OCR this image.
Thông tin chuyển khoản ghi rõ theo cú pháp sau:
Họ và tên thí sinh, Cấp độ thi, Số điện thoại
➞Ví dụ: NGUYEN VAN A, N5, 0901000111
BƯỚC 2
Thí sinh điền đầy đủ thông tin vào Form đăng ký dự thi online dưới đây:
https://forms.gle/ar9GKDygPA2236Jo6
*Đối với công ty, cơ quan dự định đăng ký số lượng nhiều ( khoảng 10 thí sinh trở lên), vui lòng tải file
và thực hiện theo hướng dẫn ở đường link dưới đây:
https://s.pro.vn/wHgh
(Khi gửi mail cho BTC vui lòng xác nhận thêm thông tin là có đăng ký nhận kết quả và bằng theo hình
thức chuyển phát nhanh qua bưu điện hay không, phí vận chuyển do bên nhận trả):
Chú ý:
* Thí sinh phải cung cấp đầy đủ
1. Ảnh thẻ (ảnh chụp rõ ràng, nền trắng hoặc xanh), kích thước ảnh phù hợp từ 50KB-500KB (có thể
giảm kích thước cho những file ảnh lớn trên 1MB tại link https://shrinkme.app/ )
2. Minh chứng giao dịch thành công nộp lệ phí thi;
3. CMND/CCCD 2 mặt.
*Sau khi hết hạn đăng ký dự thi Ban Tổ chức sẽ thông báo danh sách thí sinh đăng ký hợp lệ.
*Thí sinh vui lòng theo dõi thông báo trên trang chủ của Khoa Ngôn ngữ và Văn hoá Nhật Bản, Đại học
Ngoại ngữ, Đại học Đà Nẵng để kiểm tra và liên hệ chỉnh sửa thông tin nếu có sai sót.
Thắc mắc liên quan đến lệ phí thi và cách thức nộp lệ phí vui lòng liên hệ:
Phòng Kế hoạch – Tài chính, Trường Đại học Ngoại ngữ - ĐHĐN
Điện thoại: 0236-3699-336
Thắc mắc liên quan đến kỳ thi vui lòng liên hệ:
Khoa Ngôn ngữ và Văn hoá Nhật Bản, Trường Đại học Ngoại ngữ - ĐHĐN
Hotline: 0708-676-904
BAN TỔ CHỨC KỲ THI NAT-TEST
☆ ☆ ☆ ☆ ☆
§ TASK DESCRIPTION:
State how many lines hold the word "thoại". The number is the whole answer.

§ SOLUTION:
2